_Task to carry out:_
The exercise asks you to copy every line below in which "Company" appears.

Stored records
---
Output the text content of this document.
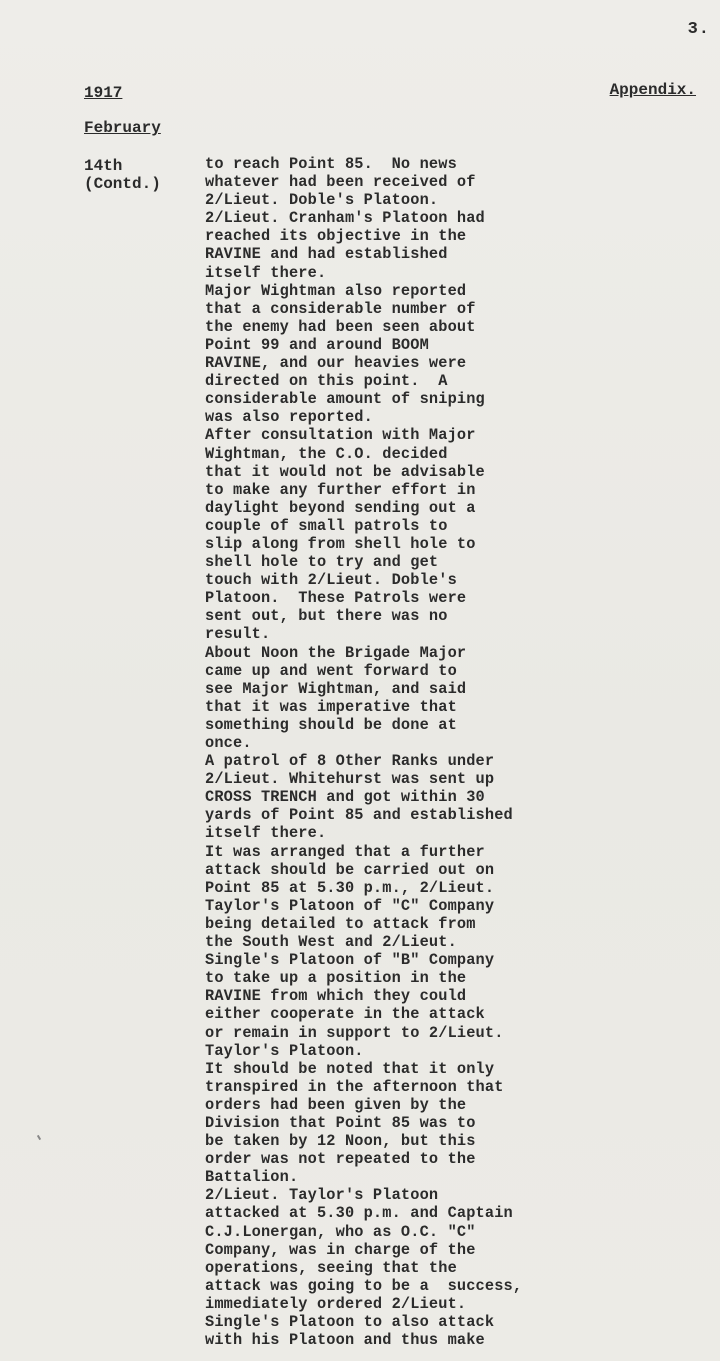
3.
1917	Appendix.
February
14th
(Contd.)
to reach Point 85.  No news
whatever had been received of
2/Lieut. Doble's Platoon.
2/Lieut. Cranham's Platoon had
reached its objective in the
RAVINE and had established
itself there.
Major Wightman also reported
that a considerable number of
the enemy had been seen about
Point 99 and around BOOM
RAVINE, and our heavies were
directed on this point.  A
considerable amount of sniping
was also reported.
After consultation with Major
Wightman, the C.O. decided
that it would not be advisable
to make any further effort in
daylight beyond sending out a
couple of small patrols to
slip along from shell hole to
shell hole to try and get
touch with 2/Lieut. Doble's
Platoon.  These Patrols were
sent out, but there was no
result.
About Noon the Brigade Major
came up and went forward to
see Major Wightman, and said
that it was imperative that
something should be done at
once.
A patrol of 8 Other Ranks under
2/Lieut. Whitehurst was sent up
CROSS TRENCH and got within 30
yards of Point 85 and established
itself there.
It was arranged that a further
attack should be carried out on
Point 85 at 5.30 p.m., 2/Lieut.
Taylor's Platoon of "C" Company
being detailed to attack from
the South West and 2/Lieut.
Single's Platoon of "B" Company
to take up a position in the
RAVINE from which they could
either cooperate in the attack
or remain in support to 2/Lieut.
Taylor's Platoon.
It should be noted that it only
transpired in the afternoon that
orders had been given by the
Division that Point 85 was to
be taken by 12 Noon, but this
order was not repeated to the
Battalion.
2/Lieut. Taylor's Platoon
attacked at 5.30 p.m. and Captain
C.J.Lonergan, who as O.C. "C"
Company, was in charge of the
operations, seeing that the
attack was going to be a  success,
immediately ordered 2/Lieut.
Single's Platoon to also attack
with his Platoon and thus make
---
_Written answer:_
Taylor's Platoon of "C" Company
Single's Platoon of "B" Company
Company, was in charge of the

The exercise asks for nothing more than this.